Stored items:

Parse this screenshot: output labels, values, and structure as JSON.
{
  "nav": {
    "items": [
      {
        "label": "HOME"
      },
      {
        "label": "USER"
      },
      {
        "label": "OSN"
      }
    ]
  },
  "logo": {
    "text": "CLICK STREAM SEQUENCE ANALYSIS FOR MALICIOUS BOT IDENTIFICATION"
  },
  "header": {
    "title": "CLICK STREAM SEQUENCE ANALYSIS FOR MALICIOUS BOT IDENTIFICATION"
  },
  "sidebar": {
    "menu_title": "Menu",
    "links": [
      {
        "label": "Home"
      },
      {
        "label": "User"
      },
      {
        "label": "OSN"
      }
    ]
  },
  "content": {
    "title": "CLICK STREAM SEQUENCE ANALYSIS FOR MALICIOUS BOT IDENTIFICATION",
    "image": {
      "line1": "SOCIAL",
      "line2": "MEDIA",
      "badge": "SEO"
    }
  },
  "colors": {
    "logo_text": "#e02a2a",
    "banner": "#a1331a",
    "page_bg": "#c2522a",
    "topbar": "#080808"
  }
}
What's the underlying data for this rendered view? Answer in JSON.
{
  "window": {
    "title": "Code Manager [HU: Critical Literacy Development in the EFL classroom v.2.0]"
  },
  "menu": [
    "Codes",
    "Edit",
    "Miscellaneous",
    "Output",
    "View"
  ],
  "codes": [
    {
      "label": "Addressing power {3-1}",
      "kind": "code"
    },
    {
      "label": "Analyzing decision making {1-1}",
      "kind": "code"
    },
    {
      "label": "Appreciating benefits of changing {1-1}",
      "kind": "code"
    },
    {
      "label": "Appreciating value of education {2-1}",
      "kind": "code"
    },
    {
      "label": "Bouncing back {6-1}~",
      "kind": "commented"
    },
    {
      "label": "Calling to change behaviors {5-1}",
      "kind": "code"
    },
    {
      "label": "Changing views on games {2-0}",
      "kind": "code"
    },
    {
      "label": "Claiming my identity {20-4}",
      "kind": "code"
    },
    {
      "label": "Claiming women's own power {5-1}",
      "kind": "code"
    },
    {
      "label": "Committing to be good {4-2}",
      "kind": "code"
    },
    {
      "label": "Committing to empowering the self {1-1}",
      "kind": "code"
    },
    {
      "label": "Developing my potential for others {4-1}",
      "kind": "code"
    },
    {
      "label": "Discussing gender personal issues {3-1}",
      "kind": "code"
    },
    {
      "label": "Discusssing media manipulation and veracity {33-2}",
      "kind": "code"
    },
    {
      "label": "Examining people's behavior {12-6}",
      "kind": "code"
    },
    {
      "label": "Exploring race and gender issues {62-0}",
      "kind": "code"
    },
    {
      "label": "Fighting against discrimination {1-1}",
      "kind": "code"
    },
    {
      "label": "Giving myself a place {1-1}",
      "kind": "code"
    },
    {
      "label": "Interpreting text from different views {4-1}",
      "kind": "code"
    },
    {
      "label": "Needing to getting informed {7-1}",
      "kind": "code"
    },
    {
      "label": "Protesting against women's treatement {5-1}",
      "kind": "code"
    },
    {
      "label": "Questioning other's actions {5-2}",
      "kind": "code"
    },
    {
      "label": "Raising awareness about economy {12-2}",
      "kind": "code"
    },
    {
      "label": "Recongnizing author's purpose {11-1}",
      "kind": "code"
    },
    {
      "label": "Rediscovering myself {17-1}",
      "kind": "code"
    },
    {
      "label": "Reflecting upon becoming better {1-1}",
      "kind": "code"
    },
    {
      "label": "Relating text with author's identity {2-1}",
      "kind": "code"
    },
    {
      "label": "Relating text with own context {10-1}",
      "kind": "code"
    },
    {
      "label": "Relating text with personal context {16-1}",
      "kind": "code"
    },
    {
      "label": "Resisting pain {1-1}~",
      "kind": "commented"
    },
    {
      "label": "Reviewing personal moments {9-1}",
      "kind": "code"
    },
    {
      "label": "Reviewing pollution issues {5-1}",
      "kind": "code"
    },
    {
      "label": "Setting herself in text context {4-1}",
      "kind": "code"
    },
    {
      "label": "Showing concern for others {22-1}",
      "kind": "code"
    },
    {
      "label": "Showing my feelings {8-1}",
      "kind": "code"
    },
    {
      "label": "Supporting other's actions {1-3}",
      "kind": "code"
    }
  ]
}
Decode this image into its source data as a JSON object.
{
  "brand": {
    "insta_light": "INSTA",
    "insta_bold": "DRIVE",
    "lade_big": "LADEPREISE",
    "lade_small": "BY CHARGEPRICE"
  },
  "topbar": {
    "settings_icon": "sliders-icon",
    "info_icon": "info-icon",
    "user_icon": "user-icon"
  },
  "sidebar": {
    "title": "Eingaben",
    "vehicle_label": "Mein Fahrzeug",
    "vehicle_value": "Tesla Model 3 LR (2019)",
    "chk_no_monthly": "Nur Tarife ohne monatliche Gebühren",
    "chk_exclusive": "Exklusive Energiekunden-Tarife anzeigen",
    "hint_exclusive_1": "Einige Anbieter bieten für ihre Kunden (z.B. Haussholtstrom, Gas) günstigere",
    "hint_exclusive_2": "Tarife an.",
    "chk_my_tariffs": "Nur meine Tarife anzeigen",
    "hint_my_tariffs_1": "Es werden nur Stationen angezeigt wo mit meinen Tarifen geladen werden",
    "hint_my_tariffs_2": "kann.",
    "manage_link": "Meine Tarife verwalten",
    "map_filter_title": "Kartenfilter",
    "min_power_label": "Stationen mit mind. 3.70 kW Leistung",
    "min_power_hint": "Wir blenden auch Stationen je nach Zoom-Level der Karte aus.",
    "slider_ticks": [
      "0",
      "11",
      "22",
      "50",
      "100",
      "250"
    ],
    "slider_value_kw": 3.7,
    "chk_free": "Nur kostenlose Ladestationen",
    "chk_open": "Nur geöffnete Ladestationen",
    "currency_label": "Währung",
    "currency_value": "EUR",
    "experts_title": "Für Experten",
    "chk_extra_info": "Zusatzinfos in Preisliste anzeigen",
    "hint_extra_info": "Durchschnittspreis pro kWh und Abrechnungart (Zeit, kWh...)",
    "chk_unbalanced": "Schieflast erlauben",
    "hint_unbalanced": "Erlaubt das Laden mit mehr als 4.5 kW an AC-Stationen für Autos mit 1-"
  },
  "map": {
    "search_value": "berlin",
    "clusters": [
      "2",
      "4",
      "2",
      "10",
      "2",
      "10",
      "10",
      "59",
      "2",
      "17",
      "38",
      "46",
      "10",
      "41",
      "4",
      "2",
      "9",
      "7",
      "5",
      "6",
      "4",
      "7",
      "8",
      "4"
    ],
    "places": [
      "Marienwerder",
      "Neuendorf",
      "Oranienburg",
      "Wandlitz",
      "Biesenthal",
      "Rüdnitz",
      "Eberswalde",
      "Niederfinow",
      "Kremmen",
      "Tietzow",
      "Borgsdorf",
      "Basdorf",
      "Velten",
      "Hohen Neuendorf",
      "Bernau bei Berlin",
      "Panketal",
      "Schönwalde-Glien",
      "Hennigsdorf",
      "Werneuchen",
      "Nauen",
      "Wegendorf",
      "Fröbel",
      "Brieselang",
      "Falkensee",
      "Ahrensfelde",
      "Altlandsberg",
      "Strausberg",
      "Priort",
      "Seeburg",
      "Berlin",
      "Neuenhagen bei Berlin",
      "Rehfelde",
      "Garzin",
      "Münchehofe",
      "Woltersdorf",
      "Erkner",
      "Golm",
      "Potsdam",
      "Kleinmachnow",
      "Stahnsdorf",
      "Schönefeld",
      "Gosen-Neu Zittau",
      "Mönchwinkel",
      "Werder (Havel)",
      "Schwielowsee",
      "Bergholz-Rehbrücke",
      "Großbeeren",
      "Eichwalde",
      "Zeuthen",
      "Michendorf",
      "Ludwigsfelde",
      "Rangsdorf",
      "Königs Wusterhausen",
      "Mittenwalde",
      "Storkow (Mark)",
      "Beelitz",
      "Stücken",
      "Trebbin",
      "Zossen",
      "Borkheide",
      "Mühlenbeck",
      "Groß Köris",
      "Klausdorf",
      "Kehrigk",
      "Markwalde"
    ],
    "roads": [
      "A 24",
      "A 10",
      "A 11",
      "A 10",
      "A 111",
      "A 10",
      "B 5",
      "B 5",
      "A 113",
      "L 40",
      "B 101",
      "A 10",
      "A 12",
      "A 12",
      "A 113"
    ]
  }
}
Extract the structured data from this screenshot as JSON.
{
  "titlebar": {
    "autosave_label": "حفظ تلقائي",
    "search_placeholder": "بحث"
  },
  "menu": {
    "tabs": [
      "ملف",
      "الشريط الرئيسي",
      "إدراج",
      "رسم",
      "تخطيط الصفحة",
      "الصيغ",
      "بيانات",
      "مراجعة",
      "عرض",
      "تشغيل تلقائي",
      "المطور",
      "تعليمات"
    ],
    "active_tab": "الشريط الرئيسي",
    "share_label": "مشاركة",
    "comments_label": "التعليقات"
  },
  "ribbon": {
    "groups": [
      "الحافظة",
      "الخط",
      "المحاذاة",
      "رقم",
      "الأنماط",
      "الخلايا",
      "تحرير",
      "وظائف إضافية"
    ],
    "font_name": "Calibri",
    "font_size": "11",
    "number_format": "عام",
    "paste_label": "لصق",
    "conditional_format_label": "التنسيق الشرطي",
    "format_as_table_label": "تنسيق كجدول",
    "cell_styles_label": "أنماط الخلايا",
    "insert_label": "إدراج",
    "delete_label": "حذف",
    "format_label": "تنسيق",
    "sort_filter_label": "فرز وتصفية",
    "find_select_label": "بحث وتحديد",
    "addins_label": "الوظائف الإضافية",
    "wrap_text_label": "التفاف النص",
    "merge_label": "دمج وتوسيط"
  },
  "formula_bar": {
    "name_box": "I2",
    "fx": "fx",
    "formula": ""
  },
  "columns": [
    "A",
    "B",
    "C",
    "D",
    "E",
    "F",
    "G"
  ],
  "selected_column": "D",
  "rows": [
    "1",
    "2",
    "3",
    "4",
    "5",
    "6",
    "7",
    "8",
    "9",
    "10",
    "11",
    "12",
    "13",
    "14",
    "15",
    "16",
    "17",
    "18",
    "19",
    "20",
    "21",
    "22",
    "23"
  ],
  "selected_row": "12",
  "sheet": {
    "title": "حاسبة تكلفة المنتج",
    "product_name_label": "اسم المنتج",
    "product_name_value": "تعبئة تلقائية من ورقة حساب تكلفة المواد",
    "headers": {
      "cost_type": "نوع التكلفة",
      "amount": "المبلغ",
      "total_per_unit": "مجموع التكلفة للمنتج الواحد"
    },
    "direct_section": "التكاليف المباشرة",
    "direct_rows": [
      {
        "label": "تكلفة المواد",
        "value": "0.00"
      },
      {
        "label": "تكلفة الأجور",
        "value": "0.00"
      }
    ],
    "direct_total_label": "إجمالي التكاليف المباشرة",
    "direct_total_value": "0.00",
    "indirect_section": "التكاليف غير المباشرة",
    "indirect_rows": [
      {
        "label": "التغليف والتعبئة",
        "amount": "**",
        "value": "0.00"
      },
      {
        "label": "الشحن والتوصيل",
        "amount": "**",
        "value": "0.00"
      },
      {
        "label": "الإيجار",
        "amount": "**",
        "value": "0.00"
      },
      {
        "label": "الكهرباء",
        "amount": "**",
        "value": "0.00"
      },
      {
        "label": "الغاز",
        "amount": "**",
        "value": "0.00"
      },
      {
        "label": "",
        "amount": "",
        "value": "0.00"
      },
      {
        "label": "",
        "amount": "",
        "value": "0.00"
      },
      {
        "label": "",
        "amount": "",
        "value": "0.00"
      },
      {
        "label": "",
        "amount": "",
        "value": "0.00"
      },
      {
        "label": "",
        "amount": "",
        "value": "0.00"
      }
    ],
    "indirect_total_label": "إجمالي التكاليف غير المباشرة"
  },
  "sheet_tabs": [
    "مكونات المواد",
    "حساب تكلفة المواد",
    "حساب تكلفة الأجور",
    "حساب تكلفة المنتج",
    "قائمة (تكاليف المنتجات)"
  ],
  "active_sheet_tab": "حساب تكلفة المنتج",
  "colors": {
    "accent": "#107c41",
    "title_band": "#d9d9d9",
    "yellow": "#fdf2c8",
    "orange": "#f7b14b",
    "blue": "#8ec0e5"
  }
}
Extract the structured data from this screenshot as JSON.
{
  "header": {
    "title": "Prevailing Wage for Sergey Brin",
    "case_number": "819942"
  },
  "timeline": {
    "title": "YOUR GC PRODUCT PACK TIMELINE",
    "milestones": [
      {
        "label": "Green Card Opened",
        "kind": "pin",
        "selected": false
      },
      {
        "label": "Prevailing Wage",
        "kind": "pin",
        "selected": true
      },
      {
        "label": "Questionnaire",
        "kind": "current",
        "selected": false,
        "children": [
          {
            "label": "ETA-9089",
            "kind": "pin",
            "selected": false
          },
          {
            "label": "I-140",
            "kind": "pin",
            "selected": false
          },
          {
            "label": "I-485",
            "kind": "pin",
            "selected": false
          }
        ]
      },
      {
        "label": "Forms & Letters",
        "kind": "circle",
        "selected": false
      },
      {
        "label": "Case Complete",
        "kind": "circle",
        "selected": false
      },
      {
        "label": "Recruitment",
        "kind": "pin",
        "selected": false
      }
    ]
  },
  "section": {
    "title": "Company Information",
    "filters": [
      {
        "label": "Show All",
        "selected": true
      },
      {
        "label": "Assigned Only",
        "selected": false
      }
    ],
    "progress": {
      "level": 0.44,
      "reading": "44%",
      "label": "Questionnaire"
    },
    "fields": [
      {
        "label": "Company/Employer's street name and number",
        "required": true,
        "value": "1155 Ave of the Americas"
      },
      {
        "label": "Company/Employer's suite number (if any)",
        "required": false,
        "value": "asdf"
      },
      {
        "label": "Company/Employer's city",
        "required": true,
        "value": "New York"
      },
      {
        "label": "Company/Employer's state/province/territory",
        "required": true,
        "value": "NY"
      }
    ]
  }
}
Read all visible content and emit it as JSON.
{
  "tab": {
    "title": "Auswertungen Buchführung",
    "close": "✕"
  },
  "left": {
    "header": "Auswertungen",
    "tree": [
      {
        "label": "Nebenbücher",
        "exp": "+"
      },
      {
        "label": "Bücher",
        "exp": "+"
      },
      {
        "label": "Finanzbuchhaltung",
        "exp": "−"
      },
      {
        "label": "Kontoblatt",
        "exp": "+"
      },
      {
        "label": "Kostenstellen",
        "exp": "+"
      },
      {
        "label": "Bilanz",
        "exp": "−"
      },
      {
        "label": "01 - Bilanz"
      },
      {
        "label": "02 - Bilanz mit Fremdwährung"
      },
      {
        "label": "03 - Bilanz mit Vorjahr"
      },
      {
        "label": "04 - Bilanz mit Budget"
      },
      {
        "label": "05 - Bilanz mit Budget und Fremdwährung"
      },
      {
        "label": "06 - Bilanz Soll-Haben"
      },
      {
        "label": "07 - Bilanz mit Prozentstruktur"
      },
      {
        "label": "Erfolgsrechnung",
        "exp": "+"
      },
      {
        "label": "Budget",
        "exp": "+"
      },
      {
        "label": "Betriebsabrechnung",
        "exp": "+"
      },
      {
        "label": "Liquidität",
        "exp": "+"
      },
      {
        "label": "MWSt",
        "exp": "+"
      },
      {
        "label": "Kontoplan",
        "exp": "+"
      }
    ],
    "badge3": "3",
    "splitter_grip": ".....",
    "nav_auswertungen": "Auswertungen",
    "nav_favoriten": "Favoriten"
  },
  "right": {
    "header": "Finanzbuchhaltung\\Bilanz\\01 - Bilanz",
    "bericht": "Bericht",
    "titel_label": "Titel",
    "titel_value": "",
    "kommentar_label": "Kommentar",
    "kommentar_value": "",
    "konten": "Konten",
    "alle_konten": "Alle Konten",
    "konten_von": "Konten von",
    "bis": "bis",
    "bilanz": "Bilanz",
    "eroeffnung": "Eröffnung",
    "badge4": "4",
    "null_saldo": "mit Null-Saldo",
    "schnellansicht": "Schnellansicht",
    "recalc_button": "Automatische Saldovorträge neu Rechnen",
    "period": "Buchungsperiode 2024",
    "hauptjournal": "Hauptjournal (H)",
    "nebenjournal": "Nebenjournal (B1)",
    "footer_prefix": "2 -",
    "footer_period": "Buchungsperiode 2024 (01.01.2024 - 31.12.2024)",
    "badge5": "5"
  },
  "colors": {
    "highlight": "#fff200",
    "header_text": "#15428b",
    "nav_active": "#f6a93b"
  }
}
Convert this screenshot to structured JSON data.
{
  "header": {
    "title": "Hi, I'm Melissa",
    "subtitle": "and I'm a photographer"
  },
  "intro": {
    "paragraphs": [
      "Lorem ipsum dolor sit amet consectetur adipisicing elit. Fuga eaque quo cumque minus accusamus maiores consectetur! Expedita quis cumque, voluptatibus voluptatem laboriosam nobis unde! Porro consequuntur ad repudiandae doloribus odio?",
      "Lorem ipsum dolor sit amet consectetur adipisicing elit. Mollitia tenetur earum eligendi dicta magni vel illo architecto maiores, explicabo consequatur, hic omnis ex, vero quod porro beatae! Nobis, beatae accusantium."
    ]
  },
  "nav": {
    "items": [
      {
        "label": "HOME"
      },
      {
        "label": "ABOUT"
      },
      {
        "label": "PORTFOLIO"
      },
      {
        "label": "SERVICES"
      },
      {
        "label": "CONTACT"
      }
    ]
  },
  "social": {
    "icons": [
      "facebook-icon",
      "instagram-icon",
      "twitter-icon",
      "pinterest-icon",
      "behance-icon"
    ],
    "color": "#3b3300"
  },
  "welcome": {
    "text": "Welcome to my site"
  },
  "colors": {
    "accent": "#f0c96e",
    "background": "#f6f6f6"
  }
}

AIM:
Find the lines above that contain the word "Committing" and collect them.

THE RESPONSE:
      "label": "Committing to be good {4-2}",
      "label": "Committing to empowering the self {1-1}",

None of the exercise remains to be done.